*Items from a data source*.
Start

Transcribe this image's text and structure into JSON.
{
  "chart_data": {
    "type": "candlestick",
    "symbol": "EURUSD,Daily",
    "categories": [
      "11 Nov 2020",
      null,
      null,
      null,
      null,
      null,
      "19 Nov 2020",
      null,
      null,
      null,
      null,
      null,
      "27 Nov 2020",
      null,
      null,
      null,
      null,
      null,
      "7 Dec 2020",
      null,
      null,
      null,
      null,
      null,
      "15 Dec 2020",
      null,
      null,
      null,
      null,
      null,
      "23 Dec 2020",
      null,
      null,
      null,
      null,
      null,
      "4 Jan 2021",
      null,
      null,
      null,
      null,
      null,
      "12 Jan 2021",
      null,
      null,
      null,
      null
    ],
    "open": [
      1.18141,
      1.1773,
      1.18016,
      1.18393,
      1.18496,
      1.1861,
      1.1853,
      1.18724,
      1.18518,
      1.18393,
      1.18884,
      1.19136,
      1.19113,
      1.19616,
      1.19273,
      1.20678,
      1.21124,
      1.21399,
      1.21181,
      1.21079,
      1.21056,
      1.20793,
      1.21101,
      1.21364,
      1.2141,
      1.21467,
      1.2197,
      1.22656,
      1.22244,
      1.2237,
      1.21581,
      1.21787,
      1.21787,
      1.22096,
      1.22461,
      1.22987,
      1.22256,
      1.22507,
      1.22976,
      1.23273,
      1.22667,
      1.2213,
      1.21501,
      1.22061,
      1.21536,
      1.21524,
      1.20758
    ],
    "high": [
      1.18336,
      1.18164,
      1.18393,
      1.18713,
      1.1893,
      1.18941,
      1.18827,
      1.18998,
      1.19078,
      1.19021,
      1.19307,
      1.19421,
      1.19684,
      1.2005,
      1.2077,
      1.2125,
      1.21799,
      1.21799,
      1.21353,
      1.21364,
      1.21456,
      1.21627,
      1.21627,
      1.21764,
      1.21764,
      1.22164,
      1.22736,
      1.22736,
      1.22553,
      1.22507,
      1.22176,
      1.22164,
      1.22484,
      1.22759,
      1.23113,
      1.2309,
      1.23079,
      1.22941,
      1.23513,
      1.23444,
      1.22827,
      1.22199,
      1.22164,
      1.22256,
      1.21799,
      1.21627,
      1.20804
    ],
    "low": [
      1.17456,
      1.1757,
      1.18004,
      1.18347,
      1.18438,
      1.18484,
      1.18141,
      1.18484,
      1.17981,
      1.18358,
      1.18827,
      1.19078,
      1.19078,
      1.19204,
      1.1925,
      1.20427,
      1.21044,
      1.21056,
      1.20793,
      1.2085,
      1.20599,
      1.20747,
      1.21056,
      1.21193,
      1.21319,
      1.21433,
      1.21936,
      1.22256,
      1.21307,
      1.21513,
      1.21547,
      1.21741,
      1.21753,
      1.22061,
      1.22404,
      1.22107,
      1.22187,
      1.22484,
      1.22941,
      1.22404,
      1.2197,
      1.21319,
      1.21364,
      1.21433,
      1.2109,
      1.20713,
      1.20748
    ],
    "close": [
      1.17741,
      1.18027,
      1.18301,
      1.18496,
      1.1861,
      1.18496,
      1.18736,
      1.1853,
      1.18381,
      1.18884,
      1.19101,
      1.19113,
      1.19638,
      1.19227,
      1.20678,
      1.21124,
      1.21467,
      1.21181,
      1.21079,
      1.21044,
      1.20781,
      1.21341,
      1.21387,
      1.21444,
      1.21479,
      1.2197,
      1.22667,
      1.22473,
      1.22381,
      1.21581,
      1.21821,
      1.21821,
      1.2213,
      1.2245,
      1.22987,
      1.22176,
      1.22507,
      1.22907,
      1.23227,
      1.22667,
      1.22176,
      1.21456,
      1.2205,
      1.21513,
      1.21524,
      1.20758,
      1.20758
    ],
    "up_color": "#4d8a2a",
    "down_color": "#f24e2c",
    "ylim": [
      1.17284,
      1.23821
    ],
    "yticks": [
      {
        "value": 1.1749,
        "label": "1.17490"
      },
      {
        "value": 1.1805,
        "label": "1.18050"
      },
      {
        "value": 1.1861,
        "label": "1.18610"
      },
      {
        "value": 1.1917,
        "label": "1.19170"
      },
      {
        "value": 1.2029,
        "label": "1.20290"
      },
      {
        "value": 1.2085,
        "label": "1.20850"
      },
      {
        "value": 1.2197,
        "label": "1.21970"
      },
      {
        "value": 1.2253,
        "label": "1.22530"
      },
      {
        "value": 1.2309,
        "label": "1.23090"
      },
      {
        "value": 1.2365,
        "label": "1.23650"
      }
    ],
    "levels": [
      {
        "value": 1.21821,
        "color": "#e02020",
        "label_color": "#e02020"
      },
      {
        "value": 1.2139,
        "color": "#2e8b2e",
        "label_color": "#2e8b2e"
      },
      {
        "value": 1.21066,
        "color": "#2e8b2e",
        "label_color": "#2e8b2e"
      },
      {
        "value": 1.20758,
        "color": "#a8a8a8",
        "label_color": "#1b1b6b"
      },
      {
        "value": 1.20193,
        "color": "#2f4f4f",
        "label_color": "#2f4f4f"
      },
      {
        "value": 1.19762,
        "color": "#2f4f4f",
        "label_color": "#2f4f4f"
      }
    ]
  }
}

End

Return all of the entries exactly as written.

Transcribe this image's text and structure into JSON.
{
  "chart_data": {
    "type": "candlestick",
    "symbol": "EURUSD,Daily",
    "categories": [
      "11 Nov 2020",
      null,
      null,
      null,
      null,
      null,
      "19 Nov 2020",
      null,
      null,
      null,
      null,
      null,
      "27 Nov 2020",
      null,
      null,
      null,
      null,
      null,
      "7 Dec 2020",
      null,
      null,
      null,
      null,
      null,
      "15 Dec 2020",
      null,
      null,
      null,
      null,
      null,
      "23 Dec 2020",
      null,
      null,
      null,
      null,
      null,
      "4 Jan 2021",
      null,
      null,
      null,
      null,
      null,
      "12 Jan 2021",
      null,
      null,
      null,
      null
    ],
    "open": [
      1.18141,
      1.1773,
      1.18016,
      1.18393,
      1.18496,
      1.1861,
      1.1853,
      1.18724,
      1.18518,
      1.18393,
      1.18884,
      1.19136,
      1.19113,
      1.19616,
      1.19273,
      1.20678,
      1.21124,
      1.21399,
      1.21181,
      1.21079,
      1.21056,
      1.20793,
      1.21101,
      1.21364,
      1.2141,
      1.21467,
      1.2197,
      1.22656,
      1.22244,
      1.2237,
      1.21581,
      1.21787,
      1.21787,
      1.22096,
      1.22461,
      1.22987,
      1.22256,
      1.22507,
      1.22976,
      1.23273,
      1.22667,
      1.2213,
      1.21501,
      1.22061,
      1.21536,
      1.21524,
      1.20758
    ],
    "high": [
      1.18336,
      1.18164,
      1.18393,
      1.18713,
      1.1893,
      1.18941,
      1.18827,
      1.18998,
      1.19078,
      1.19021,
      1.19307,
      1.19421,
      1.19684,
      1.2005,
      1.2077,
      1.2125,
      1.21799,
      1.21799,
      1.21353,
      1.21364,
      1.21456,
      1.21627,
      1.21627,
      1.21764,
      1.21764,
      1.22164,
      1.22736,
      1.22736,
      1.22553,
      1.22507,
      1.22176,
      1.22164,
      1.22484,
      1.22759,
      1.23113,
      1.2309,
      1.23079,
      1.22941,
      1.23513,
      1.23444,
      1.22827,
      1.22199,
      1.22164,
      1.22256,
      1.21799,
      1.21627,
      1.20804
    ],
    "low": [
      1.17456,
      1.1757,
      1.18004,
      1.18347,
      1.18438,
      1.18484,
      1.18141,
      1.18484,
      1.17981,
      1.18358,
      1.18827,
      1.19078,
      1.19078,
      1.19204,
      1.1925,
      1.20427,
      1.21044,
      1.21056,
      1.20793,
      1.2085,
      1.20599,
      1.20747,
      1.21056,
      1.21193,
      1.21319,
      1.21433,
      1.21936,
      1.22256,
      1.21307,
      1.21513,
      1.21547,
      1.21741,
      1.21753,
      1.22061,
      1.22404,
      1.22107,
      1.22187,
      1.22484,
      1.22941,
      1.22404,
      1.2197,
      1.21319,
      1.21364,
      1.21433,
      1.2109,
      1.20713,
      1.20748
    ],
    "close": [
      1.17741,
      1.18027,
      1.18301,
      1.18496,
      1.1861,
      1.18496,
      1.18736,
      1.1853,
      1.18381,
      1.18884,
      1.19101,
      1.19113,
      1.19638,
      1.19227,
      1.20678,
      1.21124,
      1.21467,
      1.21181,
      1.21079,
      1.21044,
      1.20781,
      1.21341,
      1.21387,
      1.21444,
      1.21479,
      1.2197,
      1.22667,
      1.22473,
      1.22381,
      1.21581,
      1.21821,
      1.21821,
      1.2213,
      1.2245,
      1.22987,
      1.22176,
      1.22507,
      1.22907,
      1.23227,
      1.22667,
      1.22176,
      1.21456,
      1.2205,
      1.21513,
      1.21524,
      1.20758,
      1.20758
    ],
    "up_color": "#4d8a2a",
    "down_color": "#f24e2c",
    "ylim": [
      1.17284,
      1.23821
    ],
    "yticks": [
      {
        "value": 1.1749,
        "label": "1.17490"
      },
      {
        "value": 1.1805,
        "label": "1.18050"
      },
      {
        "value": 1.1861,
        "label": "1.18610"
      },
      {
        "value": 1.1917,
        "label": "1.19170"
      },
      {
        "value": 1.2029,
        "label": "1.20290"
      },
      {
        "value": 1.2085,
        "label": "1.20850"
      },
      {
        "value": 1.2197,
        "label": "1.21970"
      },
      {
        "value": 1.2253,
        "label": "1.22530"
      },
      {
        "value": 1.2309,
        "label": "1.23090"
      },
      {
        "value": 1.2365,
        "label": "1.23650"
      }
    ],
    "levels": [
      {
        "value": 1.21821,
        "color": "#e02020",
        "label_color": "#e02020"
      },
      {
        "value": 1.2139,
        "color": "#2e8b2e",
        "label_color": "#2e8b2e"
      },
      {
        "value": 1.21066,
        "color": "#2e8b2e",
        "label_color": "#2e8b2e"
      },
      {
        "value": 1.20758,
        "color": "#a8a8a8",
        "label_color": "#1b1b6b"
      },
      {
        "value": 1.20193,
        "color": "#2f4f4f",
        "label_color": "#2f4f4f"
      },
      {
        "value": 1.19762,
        "color": "#2f4f4f",
        "label_color": "#2f4f4f"
      }
    ]
  }
}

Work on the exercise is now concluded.